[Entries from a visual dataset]

___

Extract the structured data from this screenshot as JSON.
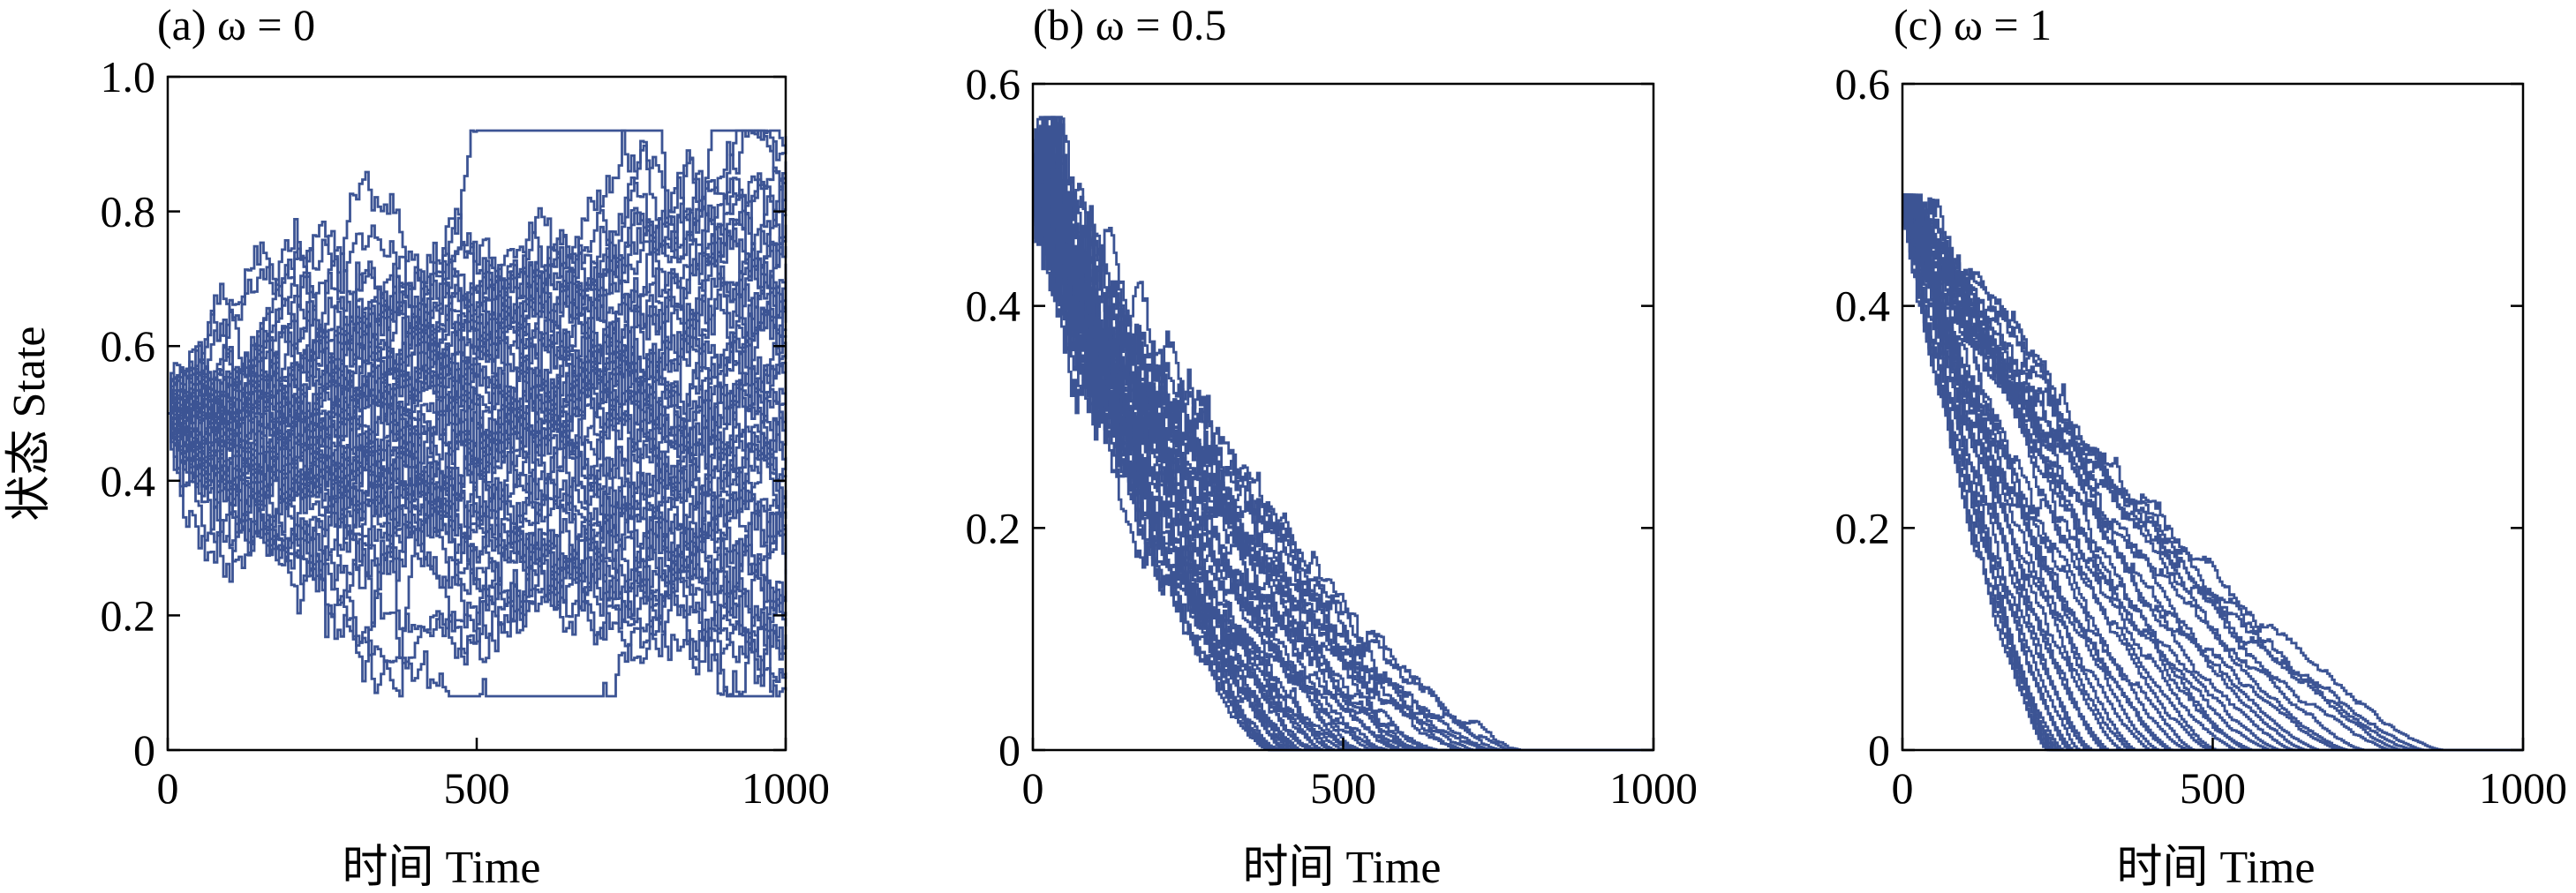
{
  "figure": {
    "line_color": "#3c5494"
  },
  "chart_data": [
    {
      "type": "line",
      "panel_label": "(a)",
      "title": "(a) ω = 0",
      "omega": 0,
      "xlabel": "时间 Time",
      "ylabel": "状态 State",
      "xlim": [
        0,
        1000
      ],
      "ylim": [
        0,
        1.0
      ],
      "xticks": [
        0,
        500,
        1000
      ],
      "xtick_labels": [
        "0",
        "500",
        "1000"
      ],
      "yticks": [
        0,
        0.2,
        0.4,
        0.6,
        0.8,
        1.0
      ],
      "ytick_labels": [
        "0",
        "0.2",
        "0.4",
        "0.6",
        "0.8",
        "1.0"
      ],
      "grid": false,
      "series_count": 50,
      "initial_state": 0.5,
      "final_state_range": [
        0.08,
        0.92
      ],
      "max_state": 0.92,
      "min_state": 0.08,
      "mean_trend": "flat around 0.5, spreading over time"
    },
    {
      "type": "line",
      "panel_label": "(b)",
      "title": "(b) ω = 0.5",
      "omega": 0.5,
      "xlabel": "时间 Time",
      "ylabel": "",
      "xlim": [
        0,
        1000
      ],
      "ylim": [
        0,
        0.6
      ],
      "xticks": [
        0,
        500,
        1000
      ],
      "xtick_labels": [
        "0",
        "500",
        "1000"
      ],
      "yticks": [
        0,
        0.2,
        0.4,
        0.6
      ],
      "ytick_labels": [
        "0",
        "0.2",
        "0.4",
        "0.6"
      ],
      "grid": false,
      "series_count": 40,
      "initial_state": 0.5,
      "max_state": 0.57,
      "final_state": 0,
      "absorption_time_range": [
        380,
        790
      ],
      "mean_trend": "decay to 0"
    },
    {
      "type": "line",
      "panel_label": "(c)",
      "title": "(c) ω = 1",
      "omega": 1,
      "xlabel": "时间 Time",
      "ylabel": "",
      "xlim": [
        0,
        1000
      ],
      "ylim": [
        0,
        0.6
      ],
      "xticks": [
        0,
        500,
        1000
      ],
      "xtick_labels": [
        "0",
        "500",
        "1000"
      ],
      "yticks": [
        0,
        0.2,
        0.4,
        0.6
      ],
      "ytick_labels": [
        "0",
        "0.2",
        "0.4",
        "0.6"
      ],
      "grid": false,
      "series_count": 40,
      "initial_state": 0.5,
      "max_state": 0.5,
      "final_state": 0,
      "absorption_time_range": [
        230,
        890
      ],
      "mean_trend": "fast decay to 0"
    }
  ]
}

___

Given problem:
Gather each line from the entries above that includes the word "decay".

Exercise result:
      "mean_trend": "decay to 0"
      "mean_trend": "fast decay to 0"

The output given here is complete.